-- Start of Rows --
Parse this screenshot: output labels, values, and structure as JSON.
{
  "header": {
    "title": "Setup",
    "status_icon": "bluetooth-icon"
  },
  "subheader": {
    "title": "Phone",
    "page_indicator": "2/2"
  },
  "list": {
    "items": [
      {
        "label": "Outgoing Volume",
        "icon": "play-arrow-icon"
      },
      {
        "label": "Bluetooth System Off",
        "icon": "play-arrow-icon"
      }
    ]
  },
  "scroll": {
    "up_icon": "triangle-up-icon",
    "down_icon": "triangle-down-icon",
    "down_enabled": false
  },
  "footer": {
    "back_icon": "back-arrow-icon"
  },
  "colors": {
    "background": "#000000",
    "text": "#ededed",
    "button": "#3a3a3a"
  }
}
-- End of Rows --
▸ The request
Copy every record above exactly as it appears.

▸ Answer to the exercise
Parse this screenshot: output labels, values, and structure as JSON.
{
  "header": {
    "title": "Setup",
    "status_icon": "bluetooth-icon"
  },
  "subheader": {
    "title": "Phone",
    "page_indicator": "2/2"
  },
  "list": {
    "items": [
      {
        "label": "Outgoing Volume",
        "icon": "play-arrow-icon"
      },
      {
        "label": "Bluetooth System Off",
        "icon": "play-arrow-icon"
      }
    ]
  },
  "scroll": {
    "up_icon": "triangle-up-icon",
    "down_icon": "triangle-down-icon",
    "down_enabled": false
  },
  "footer": {
    "back_icon": "back-arrow-icon"
  },
  "colors": {
    "background": "#000000",
    "text": "#ededed",
    "button": "#3a3a3a"
  }
}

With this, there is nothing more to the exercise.